* _WORK TO BE COMPLETED_:
Could you give the data below again, exactly and completely?

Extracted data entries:
————

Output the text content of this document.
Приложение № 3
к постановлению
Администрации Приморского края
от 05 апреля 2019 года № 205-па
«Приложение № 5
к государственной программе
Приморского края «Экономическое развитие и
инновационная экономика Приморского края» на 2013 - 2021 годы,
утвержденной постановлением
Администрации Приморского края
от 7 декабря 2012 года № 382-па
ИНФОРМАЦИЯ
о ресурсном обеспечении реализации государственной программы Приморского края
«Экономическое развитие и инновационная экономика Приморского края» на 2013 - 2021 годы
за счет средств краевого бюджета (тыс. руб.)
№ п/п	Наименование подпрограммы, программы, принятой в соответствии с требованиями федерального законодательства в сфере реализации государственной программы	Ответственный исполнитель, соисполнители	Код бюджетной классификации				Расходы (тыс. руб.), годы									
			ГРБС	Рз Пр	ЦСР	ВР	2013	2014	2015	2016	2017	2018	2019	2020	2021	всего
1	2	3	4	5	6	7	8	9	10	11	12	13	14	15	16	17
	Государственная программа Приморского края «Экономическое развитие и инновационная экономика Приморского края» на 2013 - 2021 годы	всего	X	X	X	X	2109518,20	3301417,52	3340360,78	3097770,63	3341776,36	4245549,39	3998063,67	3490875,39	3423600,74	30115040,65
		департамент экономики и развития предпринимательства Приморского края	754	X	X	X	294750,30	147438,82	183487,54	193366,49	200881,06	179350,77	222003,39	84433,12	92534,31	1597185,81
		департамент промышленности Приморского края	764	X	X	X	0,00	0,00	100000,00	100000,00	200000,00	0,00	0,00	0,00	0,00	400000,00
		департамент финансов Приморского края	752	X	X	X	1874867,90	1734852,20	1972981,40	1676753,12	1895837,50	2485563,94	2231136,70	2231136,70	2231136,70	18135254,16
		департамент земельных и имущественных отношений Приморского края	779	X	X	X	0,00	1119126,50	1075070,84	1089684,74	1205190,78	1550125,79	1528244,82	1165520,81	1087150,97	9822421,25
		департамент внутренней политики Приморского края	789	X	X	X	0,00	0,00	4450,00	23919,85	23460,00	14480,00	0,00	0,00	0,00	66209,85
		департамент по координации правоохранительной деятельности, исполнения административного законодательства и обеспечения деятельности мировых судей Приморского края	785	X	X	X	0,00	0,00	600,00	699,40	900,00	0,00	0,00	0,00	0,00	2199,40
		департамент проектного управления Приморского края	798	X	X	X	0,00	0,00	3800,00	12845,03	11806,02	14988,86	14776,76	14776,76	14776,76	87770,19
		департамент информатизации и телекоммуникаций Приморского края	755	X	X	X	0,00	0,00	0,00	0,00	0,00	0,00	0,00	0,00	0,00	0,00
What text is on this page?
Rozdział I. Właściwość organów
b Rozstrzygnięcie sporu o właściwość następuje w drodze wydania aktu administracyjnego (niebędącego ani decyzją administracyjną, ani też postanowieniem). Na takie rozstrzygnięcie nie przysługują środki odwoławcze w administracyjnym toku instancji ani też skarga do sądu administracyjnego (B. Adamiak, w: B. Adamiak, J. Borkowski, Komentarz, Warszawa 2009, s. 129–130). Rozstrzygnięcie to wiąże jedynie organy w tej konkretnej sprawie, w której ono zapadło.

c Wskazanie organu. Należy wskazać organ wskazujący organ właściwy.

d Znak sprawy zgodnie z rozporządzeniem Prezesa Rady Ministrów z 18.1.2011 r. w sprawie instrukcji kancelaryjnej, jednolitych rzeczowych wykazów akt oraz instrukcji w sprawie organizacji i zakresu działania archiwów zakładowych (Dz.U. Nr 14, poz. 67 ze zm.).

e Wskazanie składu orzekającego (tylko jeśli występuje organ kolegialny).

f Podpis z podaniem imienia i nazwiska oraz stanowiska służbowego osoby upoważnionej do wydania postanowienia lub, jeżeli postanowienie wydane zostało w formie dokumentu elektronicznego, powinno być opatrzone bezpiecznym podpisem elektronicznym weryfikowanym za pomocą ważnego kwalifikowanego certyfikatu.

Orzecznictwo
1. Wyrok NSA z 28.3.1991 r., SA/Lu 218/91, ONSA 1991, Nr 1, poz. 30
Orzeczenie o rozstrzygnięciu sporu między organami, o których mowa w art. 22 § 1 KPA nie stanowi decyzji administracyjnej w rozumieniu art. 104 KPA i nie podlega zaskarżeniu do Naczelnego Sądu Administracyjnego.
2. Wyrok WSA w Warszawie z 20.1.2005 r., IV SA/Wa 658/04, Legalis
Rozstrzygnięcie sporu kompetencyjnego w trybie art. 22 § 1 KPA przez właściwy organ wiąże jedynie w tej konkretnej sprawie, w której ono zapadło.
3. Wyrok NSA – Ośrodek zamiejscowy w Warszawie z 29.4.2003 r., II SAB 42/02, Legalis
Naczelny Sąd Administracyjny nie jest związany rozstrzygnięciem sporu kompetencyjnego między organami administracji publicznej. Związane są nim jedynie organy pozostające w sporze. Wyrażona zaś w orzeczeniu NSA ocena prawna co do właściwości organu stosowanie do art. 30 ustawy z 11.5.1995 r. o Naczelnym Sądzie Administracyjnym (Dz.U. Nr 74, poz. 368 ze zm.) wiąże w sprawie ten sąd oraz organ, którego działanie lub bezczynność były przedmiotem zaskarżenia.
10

————

* _COMPLETE ANSWER_:
Output the text content of this document.
Приложение № 3
к постановлению
Администрации Приморского края
от 05 апреля 2019 года № 205-па
«Приложение № 5
к государственной программе
Приморского края «Экономическое развитие и
инновационная экономика Приморского края» на 2013 - 2021 годы,
утвержденной постановлением
Администрации Приморского края
от 7 декабря 2012 года № 382-па
ИНФОРМАЦИЯ
о ресурсном обеспечении реализации государственной программы Приморского края
«Экономическое развитие и инновационная экономика Приморского края» на 2013 - 2021 годы
за счет средств краевого бюджета (тыс. руб.)
№ п/п	Наименование подпрограммы, программы, принятой в соответствии с требованиями федерального законодательства в сфере реализации государственной программы	Ответственный исполнитель, соисполнители	Код бюджетной классификации				Расходы (тыс. руб.), годы									
			ГРБС	Рз Пр	ЦСР	ВР	2013	2014	2015	2016	2017	2018	2019	2020	2021	всего
1	2	3	4	5	6	7	8	9	10	11	12	13	14	15	16	17
	Государственная программа Приморского края «Экономическое развитие и инновационная экономика Приморского края» на 2013 - 2021 годы	всего	X	X	X	X	2109518,20	3301417,52	3340360,78	3097770,63	3341776,36	4245549,39	3998063,67	3490875,39	3423600,74	30115040,65
		департамент экономики и развития предпринимательства Приморского края	754	X	X	X	294750,30	147438,82	183487,54	193366,49	200881,06	179350,77	222003,39	84433,12	92534,31	1597185,81
		департамент промышленности Приморского края	764	X	X	X	0,00	0,00	100000,00	100000,00	200000,00	0,00	0,00	0,00	0,00	400000,00
		департамент финансов Приморского края	752	X	X	X	1874867,90	1734852,20	1972981,40	1676753,12	1895837,50	2485563,94	2231136,70	2231136,70	2231136,70	18135254,16
		департамент земельных и имущественных отношений Приморского края	779	X	X	X	0,00	1119126,50	1075070,84	1089684,74	1205190,78	1550125,79	1528244,82	1165520,81	1087150,97	9822421,25
		департамент внутренней политики Приморского края	789	X	X	X	0,00	0,00	4450,00	23919,85	23460,00	14480,00	0,00	0,00	0,00	66209,85
		департамент по координации правоохранительной деятельности, исполнения административного законодательства и обеспечения деятельности мировых судей Приморского края	785	X	X	X	0,00	0,00	600,00	699,40	900,00	0,00	0,00	0,00	0,00	2199,40
		департамент проектного управления Приморского края	798	X	X	X	0,00	0,00	3800,00	12845,03	11806,02	14988,86	14776,76	14776,76	14776,76	87770,19
		департамент информатизации и телекоммуникаций Приморского края	755	X	X	X	0,00	0,00	0,00	0,00	0,00	0,00	0,00	0,00	0,00	0,00
What text is on this page?
Rozdział I. Właściwość organów
b Rozstrzygnięcie sporu o właściwość następuje w drodze wydania aktu administracyjnego (niebędącego ani decyzją administracyjną, ani też postanowieniem). Na takie rozstrzygnięcie nie przysługują środki odwoławcze w administracyjnym toku instancji ani też skarga do sądu administracyjnego (B. Adamiak, w: B. Adamiak, J. Borkowski, Komentarz, Warszawa 2009, s. 129–130). Rozstrzygnięcie to wiąże jedynie organy w tej konkretnej sprawie, w której ono zapadło.

c Wskazanie organu. Należy wskazać organ wskazujący organ właściwy.

d Znak sprawy zgodnie z rozporządzeniem Prezesa Rady Ministrów z 18.1.2011 r. w sprawie instrukcji kancelaryjnej, jednolitych rzeczowych wykazów akt oraz instrukcji w sprawie organizacji i zakresu działania archiwów zakładowych (Dz.U. Nr 14, poz. 67 ze zm.).

e Wskazanie składu orzekającego (tylko jeśli występuje organ kolegialny).

f Podpis z podaniem imienia i nazwiska oraz stanowiska służbowego osoby upoważnionej do wydania postanowienia lub, jeżeli postanowienie wydane zostało w formie dokumentu elektronicznego, powinno być opatrzone bezpiecznym podpisem elektronicznym weryfikowanym za pomocą ważnego kwalifikowanego certyfikatu.

Orzecznictwo
1. Wyrok NSA z 28.3.1991 r., SA/Lu 218/91, ONSA 1991, Nr 1, poz. 30
Orzeczenie o rozstrzygnięciu sporu między organami, o których mowa w art. 22 § 1 KPA nie stanowi decyzji administracyjnej w rozumieniu art. 104 KPA i nie podlega zaskarżeniu do Naczelnego Sądu Administracyjnego.
2. Wyrok WSA w Warszawie z 20.1.2005 r., IV SA/Wa 658/04, Legalis
Rozstrzygnięcie sporu kompetencyjnego w trybie art. 22 § 1 KPA przez właściwy organ wiąże jedynie w tej konkretnej sprawie, w której ono zapadło.
3. Wyrok NSA – Ośrodek zamiejscowy w Warszawie z 29.4.2003 r., II SAB 42/02, Legalis
Naczelny Sąd Administracyjny nie jest związany rozstrzygnięciem sporu kompetencyjnego między organami administracji publicznej. Związane są nim jedynie organy pozostające w sporze. Wyrażona zaś w orzeczeniu NSA ocena prawna co do właściwości organu stosowanie do art. 30 ustawy z 11.5.1995 r. o Naczelnym Sądzie Administracyjnym (Dz.U. Nr 74, poz. 368 ze zm.) wiąże w sprawie ten sąd oraz organ, którego działanie lub bezczynność były przedmiotem zaskarżenia.
10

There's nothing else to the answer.